┌──
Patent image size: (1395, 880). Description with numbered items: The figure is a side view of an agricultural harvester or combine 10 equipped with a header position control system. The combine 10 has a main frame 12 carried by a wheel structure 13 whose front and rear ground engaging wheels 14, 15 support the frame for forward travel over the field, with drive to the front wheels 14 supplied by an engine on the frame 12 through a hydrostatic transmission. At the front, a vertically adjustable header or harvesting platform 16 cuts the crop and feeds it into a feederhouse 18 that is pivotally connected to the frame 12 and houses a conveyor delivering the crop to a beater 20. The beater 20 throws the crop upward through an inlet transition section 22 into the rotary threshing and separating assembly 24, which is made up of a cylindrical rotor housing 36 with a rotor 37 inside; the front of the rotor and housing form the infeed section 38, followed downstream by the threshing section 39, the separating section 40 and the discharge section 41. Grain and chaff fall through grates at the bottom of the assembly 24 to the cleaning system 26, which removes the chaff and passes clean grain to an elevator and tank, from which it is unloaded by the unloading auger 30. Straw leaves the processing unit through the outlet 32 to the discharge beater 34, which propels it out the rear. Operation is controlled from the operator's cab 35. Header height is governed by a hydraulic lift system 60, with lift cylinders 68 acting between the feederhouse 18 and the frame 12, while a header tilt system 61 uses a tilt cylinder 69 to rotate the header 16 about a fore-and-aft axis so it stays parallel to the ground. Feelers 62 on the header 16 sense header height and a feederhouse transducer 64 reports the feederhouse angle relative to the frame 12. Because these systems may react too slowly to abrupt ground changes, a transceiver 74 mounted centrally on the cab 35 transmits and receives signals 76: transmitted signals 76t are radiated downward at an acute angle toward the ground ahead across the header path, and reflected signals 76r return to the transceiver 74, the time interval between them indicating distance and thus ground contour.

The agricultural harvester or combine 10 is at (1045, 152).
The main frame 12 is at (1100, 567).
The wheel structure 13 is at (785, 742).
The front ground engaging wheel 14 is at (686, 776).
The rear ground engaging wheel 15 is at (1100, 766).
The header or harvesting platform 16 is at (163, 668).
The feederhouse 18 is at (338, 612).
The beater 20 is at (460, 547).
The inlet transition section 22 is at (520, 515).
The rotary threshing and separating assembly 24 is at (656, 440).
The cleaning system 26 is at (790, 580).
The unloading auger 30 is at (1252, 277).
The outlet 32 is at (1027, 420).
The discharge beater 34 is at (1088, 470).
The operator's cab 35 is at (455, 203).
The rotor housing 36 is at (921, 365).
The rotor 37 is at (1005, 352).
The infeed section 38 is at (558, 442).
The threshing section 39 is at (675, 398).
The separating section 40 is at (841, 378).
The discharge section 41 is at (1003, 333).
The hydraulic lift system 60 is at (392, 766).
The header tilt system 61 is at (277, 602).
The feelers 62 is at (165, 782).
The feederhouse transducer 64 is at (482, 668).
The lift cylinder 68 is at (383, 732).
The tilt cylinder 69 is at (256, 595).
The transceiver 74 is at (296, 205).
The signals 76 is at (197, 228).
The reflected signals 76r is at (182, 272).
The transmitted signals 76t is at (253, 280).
└──
Work to complete:
Tally the lines in the items above that contain the string "outlet". Reply with only the number.

Task response:
2